▸ Given instruction: Collect all lines from the records below that include the word "spikes".
[Supplied records start]
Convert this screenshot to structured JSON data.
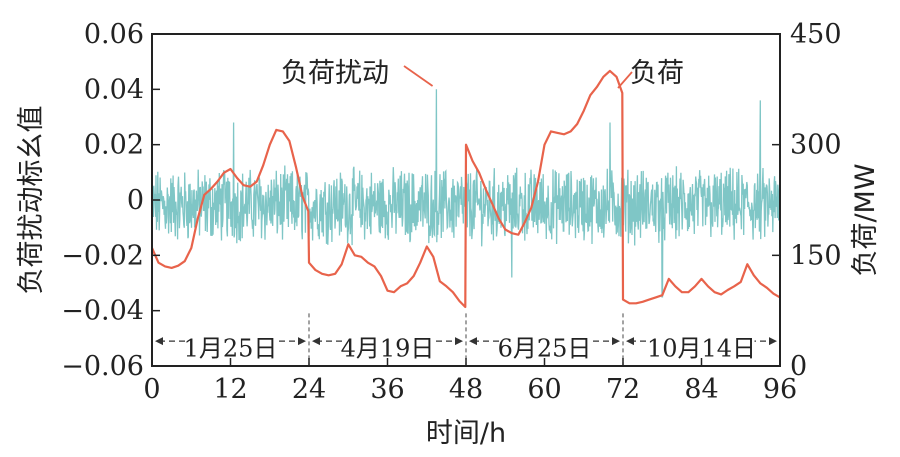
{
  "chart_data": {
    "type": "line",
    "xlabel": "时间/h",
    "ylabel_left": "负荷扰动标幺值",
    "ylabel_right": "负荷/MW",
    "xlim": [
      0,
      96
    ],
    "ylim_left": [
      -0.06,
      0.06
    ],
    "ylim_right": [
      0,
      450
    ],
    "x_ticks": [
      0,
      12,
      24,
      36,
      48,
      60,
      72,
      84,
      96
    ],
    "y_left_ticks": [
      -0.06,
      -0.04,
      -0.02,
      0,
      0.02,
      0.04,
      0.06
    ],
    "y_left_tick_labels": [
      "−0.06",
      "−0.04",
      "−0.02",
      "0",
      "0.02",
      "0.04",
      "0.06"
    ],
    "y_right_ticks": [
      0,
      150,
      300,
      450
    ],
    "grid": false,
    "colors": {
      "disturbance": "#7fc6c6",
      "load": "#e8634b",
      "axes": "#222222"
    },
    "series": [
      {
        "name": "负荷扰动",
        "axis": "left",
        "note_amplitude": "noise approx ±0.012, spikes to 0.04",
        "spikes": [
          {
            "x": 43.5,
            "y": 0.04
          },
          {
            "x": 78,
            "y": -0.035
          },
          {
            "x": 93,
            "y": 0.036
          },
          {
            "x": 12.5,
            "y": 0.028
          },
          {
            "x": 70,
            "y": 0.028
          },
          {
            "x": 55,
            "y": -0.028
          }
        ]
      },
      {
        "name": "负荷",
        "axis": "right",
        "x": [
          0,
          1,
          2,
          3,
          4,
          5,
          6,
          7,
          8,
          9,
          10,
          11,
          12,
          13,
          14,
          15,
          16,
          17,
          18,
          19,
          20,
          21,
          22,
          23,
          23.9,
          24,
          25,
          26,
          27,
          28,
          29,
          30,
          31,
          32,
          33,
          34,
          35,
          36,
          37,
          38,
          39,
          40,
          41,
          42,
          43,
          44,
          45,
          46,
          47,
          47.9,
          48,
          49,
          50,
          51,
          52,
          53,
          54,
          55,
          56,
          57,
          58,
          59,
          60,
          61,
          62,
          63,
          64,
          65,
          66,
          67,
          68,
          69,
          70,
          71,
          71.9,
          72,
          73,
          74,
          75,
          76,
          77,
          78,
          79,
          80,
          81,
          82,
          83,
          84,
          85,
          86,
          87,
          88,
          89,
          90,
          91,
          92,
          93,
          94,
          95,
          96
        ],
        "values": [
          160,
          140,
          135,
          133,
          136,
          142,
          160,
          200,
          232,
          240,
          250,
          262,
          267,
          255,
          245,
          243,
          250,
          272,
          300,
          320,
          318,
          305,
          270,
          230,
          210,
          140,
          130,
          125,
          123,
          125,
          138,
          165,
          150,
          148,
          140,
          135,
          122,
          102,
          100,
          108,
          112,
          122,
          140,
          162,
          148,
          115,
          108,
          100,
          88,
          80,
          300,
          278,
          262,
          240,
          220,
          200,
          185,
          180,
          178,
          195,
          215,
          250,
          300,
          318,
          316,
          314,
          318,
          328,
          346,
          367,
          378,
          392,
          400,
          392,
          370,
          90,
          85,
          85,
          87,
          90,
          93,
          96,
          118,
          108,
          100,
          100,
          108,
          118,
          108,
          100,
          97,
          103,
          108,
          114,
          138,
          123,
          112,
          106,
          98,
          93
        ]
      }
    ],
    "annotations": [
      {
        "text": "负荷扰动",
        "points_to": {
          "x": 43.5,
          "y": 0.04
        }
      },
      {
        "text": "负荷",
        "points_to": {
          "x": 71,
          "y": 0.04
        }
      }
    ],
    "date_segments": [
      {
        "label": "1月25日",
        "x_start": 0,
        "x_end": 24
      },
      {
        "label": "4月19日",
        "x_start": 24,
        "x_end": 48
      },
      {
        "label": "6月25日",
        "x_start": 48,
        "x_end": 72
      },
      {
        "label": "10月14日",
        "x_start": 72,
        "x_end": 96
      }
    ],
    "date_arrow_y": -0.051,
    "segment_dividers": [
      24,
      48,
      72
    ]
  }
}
[Supplied records end]
▸ Solution to this task:
        "note_amplitude": "noise approx ±0.012, spikes to 0.04",
        "spikes": [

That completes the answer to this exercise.